Count every line that includes the string "muokkaukset" in the entries that follow. Nothing besides the number is needed.

Given entries
-=-=-

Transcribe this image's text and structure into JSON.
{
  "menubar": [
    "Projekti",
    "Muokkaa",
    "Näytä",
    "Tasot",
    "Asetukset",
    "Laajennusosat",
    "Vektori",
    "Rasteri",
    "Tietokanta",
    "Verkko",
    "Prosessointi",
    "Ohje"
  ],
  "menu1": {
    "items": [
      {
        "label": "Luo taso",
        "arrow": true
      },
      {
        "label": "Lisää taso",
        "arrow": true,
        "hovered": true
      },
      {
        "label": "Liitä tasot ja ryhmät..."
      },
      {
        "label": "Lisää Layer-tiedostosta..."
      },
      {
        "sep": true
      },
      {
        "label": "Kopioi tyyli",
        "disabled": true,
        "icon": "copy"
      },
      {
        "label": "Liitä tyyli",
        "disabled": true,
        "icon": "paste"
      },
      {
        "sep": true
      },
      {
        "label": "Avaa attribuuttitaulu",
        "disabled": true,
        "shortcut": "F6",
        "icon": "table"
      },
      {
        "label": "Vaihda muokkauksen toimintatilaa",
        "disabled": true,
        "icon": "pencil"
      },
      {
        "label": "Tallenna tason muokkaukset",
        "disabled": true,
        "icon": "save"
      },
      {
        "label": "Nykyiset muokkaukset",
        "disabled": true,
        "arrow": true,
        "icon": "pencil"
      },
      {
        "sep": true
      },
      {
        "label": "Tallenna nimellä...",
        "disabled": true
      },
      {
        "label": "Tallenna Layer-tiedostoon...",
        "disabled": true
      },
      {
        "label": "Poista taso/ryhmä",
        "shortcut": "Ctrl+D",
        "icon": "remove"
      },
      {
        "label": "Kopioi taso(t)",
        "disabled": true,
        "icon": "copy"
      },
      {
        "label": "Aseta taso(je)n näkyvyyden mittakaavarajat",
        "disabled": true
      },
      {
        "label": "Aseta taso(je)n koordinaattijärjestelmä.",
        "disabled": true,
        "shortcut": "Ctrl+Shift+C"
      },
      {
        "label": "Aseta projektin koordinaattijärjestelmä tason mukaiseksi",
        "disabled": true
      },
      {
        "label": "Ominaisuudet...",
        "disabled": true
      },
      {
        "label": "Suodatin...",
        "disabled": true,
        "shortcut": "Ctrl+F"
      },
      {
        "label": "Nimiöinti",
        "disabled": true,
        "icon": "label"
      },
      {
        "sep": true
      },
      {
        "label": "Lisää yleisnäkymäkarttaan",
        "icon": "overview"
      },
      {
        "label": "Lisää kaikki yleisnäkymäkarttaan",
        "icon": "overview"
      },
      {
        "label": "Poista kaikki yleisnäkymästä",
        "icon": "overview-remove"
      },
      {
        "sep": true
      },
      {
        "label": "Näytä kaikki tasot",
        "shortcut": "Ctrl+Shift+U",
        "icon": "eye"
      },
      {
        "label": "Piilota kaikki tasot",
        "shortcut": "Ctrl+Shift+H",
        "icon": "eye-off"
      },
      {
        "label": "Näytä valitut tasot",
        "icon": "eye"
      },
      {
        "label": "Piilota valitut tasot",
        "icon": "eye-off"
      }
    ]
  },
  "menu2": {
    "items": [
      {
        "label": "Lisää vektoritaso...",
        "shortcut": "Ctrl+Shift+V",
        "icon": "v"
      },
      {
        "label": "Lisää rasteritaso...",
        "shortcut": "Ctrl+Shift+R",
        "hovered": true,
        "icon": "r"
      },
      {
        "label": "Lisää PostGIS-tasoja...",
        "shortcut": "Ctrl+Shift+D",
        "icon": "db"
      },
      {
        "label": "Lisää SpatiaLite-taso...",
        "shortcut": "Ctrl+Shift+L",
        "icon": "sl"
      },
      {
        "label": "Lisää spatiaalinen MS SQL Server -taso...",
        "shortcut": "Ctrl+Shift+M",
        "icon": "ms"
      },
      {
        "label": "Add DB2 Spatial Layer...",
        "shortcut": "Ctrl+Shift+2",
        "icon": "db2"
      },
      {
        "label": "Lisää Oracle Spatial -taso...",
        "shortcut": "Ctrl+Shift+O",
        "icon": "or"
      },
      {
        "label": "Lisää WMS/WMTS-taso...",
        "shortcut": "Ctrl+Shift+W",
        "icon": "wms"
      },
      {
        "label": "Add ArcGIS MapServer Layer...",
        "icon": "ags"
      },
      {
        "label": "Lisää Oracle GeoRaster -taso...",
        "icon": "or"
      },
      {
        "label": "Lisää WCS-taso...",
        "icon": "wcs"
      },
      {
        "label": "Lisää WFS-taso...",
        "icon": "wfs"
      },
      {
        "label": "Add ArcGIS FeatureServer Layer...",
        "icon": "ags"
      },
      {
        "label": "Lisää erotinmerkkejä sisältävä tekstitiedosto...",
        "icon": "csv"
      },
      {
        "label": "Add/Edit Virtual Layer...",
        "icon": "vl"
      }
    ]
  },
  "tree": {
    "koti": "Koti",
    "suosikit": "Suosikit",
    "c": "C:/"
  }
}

-=-=-

Exercise solution
2